(Rows from a figure dataset)
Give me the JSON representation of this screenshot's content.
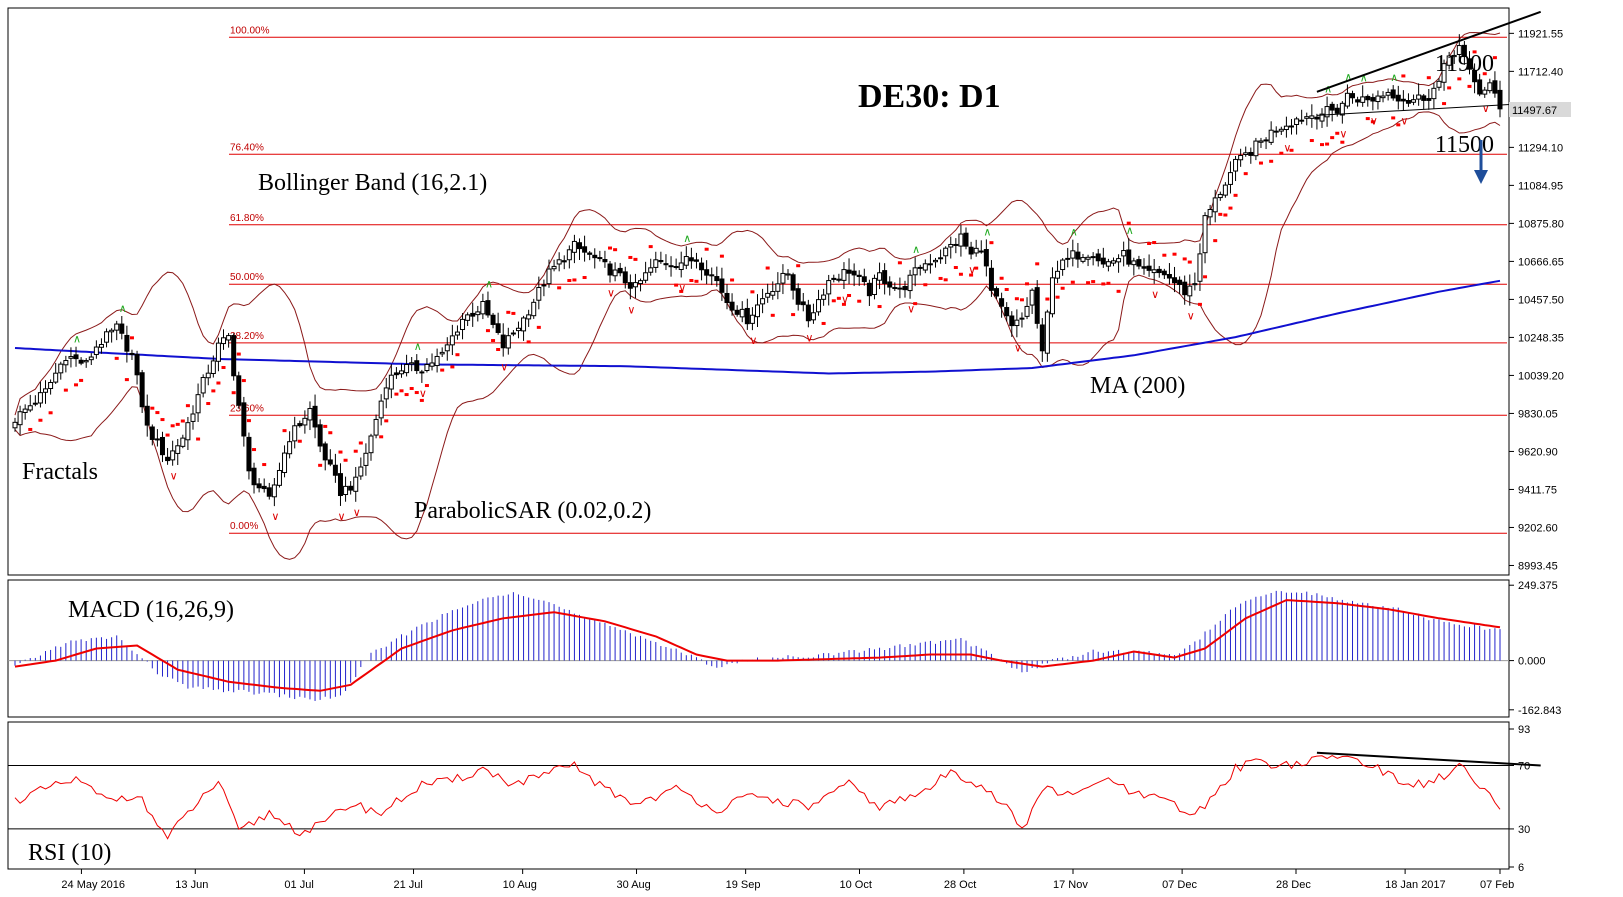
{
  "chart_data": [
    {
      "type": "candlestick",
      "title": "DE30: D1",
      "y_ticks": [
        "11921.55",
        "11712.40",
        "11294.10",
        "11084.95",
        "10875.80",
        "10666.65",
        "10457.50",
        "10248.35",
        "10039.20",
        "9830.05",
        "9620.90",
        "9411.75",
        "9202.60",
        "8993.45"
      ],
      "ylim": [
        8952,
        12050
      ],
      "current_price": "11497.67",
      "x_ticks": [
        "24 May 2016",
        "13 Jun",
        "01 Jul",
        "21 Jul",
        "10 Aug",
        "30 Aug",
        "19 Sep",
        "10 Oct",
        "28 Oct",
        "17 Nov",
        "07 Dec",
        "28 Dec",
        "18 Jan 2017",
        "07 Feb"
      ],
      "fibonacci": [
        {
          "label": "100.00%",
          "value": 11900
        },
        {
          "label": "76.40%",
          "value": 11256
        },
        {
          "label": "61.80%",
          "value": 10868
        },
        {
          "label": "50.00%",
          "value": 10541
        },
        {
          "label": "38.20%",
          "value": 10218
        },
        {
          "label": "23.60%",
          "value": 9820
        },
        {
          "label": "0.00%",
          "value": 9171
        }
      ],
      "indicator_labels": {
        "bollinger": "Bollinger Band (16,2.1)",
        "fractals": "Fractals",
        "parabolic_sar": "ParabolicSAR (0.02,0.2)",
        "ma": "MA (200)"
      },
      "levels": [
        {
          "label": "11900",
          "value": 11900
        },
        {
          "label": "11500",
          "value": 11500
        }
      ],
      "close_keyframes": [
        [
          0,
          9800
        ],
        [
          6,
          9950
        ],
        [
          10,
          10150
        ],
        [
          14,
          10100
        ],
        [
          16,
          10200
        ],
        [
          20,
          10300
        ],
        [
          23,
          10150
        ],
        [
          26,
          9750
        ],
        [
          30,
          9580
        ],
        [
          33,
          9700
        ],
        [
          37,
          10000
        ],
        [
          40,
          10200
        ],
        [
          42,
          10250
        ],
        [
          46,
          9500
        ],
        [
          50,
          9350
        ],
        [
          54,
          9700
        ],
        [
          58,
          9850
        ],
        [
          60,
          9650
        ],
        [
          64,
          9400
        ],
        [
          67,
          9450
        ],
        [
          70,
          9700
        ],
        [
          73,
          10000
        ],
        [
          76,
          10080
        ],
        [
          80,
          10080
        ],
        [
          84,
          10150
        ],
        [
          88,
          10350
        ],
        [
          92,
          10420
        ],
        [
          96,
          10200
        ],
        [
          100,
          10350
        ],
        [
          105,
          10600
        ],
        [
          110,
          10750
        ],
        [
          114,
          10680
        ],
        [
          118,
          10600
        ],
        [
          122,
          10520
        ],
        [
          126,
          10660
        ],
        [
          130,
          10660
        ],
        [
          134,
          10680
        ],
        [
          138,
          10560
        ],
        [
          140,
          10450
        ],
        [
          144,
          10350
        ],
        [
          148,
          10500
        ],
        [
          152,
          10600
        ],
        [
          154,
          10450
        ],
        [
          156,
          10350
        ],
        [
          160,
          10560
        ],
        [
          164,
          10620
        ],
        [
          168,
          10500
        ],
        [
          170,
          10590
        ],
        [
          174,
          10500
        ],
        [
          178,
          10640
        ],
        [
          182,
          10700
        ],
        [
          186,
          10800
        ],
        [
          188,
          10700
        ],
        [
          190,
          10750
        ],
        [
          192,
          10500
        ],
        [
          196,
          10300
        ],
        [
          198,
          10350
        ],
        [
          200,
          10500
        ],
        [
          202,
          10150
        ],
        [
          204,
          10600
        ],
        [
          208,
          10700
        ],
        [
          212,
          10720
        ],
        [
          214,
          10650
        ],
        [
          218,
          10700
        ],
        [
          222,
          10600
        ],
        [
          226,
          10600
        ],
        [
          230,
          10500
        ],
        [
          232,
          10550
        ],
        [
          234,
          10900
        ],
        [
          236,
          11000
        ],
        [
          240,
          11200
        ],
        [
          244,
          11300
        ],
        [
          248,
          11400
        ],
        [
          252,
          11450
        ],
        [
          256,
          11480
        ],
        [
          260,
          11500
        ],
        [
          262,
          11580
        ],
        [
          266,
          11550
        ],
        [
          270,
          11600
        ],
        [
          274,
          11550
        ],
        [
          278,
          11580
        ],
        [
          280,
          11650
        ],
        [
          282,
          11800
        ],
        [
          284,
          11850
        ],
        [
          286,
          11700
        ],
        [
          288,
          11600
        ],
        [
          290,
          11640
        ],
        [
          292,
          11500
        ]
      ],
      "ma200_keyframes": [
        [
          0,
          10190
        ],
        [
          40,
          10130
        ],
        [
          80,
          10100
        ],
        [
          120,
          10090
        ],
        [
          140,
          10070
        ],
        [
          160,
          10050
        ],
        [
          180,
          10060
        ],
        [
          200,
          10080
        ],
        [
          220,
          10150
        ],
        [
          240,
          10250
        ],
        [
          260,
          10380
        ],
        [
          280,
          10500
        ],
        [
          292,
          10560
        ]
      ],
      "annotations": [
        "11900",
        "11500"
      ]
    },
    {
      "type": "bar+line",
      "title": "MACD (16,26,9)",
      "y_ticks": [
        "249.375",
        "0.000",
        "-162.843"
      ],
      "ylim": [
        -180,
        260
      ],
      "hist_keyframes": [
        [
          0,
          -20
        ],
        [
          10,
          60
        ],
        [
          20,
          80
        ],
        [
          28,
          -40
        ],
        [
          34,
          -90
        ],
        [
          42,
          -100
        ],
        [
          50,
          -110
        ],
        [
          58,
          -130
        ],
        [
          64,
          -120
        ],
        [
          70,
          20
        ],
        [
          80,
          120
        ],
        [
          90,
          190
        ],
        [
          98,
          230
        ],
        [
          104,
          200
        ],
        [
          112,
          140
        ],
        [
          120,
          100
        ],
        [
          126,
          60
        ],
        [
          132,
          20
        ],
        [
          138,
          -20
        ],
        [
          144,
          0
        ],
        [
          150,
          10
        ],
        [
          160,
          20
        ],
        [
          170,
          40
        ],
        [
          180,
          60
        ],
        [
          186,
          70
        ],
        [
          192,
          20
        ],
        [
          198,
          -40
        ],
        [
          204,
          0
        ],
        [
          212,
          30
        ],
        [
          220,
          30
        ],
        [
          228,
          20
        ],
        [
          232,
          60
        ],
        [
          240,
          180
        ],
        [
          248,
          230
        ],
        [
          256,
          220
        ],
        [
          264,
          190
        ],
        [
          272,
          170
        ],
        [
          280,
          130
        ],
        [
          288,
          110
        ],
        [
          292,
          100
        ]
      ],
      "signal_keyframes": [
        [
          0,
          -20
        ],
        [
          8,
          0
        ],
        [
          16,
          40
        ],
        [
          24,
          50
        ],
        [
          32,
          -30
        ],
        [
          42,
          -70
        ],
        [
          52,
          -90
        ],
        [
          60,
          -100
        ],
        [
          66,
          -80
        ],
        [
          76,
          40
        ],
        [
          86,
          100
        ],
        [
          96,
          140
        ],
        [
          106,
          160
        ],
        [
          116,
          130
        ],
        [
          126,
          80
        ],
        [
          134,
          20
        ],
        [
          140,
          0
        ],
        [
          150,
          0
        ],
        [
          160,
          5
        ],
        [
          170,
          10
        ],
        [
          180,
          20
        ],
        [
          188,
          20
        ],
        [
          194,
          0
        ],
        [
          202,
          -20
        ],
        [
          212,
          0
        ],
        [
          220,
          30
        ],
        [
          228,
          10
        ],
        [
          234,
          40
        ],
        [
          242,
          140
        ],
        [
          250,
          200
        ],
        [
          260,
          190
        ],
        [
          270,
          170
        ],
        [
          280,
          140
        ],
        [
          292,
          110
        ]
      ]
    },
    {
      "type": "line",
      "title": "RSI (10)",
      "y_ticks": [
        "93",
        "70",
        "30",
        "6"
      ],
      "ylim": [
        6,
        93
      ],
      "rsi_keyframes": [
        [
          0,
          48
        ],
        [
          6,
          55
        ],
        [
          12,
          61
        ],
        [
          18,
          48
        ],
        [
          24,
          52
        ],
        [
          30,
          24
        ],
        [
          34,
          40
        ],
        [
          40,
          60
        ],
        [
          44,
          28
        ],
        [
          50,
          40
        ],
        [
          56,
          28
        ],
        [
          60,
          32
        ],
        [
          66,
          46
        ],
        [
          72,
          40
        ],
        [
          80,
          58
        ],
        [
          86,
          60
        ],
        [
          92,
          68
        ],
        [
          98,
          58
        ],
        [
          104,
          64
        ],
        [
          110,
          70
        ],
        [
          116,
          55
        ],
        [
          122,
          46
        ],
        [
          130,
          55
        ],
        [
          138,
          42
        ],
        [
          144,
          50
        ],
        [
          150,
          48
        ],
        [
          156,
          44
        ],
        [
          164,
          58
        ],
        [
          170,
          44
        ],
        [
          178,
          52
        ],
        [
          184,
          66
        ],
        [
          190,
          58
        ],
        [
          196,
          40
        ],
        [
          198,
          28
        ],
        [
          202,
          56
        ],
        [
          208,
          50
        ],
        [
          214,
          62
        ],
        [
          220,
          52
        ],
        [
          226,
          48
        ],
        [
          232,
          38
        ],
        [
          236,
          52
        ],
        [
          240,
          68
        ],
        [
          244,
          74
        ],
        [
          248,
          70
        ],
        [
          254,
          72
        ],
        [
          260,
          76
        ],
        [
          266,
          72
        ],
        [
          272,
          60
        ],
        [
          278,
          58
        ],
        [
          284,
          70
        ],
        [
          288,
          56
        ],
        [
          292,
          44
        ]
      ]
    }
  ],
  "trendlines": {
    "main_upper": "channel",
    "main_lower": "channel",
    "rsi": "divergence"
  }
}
---
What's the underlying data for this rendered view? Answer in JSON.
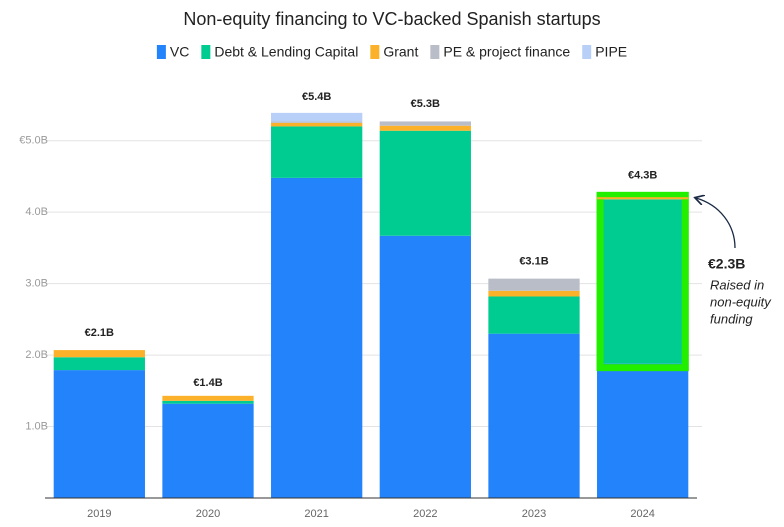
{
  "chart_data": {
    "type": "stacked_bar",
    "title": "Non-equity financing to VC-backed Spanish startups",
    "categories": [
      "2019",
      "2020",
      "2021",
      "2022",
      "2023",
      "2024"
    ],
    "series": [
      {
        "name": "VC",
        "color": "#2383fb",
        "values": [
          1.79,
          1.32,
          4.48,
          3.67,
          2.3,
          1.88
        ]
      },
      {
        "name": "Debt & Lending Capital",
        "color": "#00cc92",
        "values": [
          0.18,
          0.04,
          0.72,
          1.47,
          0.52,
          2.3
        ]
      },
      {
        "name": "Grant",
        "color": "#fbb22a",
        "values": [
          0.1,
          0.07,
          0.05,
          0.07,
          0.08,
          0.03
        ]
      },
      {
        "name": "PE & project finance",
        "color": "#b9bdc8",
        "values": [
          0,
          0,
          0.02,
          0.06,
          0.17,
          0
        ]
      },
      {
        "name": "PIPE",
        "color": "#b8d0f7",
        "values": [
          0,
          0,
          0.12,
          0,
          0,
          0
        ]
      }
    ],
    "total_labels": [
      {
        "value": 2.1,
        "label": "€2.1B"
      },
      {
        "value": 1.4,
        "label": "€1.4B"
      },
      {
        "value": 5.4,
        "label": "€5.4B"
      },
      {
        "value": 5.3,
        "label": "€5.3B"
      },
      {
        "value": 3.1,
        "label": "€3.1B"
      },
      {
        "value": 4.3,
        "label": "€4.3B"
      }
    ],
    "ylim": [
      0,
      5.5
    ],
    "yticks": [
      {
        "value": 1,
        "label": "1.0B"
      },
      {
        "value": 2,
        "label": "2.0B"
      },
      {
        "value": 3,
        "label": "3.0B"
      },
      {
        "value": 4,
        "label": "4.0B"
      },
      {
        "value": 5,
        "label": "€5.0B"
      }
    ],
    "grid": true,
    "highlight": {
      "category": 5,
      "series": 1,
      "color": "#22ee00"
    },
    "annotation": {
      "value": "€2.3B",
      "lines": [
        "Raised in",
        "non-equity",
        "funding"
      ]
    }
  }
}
--
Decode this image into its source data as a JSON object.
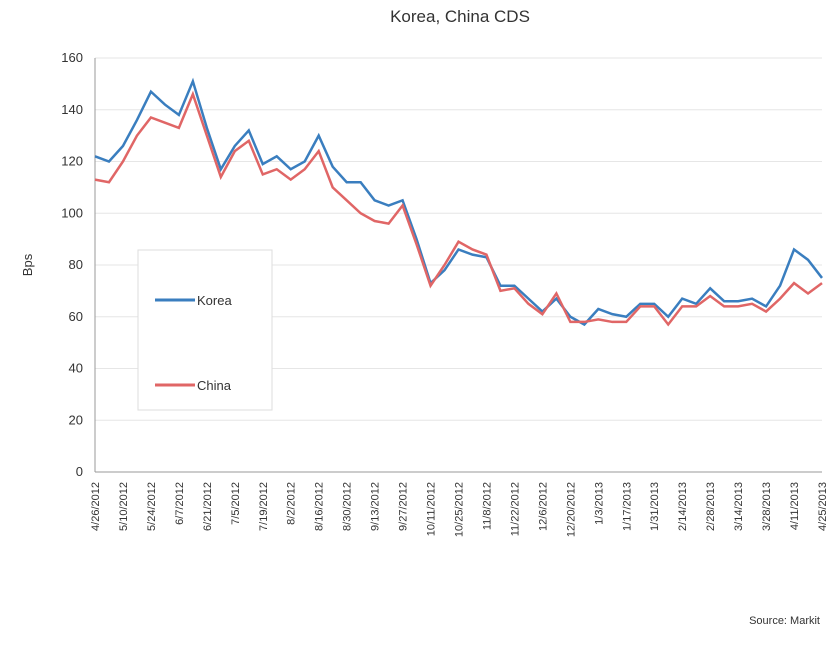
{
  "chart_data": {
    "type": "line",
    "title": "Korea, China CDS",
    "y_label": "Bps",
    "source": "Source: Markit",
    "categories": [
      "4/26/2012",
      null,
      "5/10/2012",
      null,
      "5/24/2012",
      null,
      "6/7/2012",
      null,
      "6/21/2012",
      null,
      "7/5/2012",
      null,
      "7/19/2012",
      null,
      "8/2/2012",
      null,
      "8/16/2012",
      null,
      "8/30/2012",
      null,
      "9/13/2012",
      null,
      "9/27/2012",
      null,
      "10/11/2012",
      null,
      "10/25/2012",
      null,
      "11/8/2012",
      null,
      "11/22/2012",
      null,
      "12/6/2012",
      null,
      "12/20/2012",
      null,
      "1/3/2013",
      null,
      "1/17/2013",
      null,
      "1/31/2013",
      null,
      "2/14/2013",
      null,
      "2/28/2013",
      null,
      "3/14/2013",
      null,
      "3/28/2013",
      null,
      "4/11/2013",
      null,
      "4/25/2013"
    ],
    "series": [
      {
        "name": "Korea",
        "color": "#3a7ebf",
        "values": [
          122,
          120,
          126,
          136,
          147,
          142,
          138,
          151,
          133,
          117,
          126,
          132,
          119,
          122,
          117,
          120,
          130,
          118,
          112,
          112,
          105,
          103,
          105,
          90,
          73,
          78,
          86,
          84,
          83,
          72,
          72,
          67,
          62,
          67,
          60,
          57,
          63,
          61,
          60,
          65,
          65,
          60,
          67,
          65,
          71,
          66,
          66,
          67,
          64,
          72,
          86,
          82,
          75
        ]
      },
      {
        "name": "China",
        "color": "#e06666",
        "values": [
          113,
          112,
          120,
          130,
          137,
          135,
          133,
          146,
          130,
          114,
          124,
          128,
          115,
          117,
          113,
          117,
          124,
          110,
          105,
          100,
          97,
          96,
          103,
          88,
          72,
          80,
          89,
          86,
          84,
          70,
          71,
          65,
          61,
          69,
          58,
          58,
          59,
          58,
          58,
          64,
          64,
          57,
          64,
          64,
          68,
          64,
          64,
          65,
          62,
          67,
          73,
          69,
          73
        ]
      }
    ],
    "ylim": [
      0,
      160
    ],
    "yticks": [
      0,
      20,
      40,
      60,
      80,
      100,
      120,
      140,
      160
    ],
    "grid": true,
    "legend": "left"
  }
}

TASK DESCRIPTION
Find every line in the records above that holds the word "title", and copy each one.

SOLUTION TO THE PROBLEM
      "title": "DE30: D1",
      "title": "MACD (16,26,9)",
      "title": "RSI (10)",
    "title": "Non-equity financing to VC-backed Spanish startups",
    "title": "Korea, China CDS",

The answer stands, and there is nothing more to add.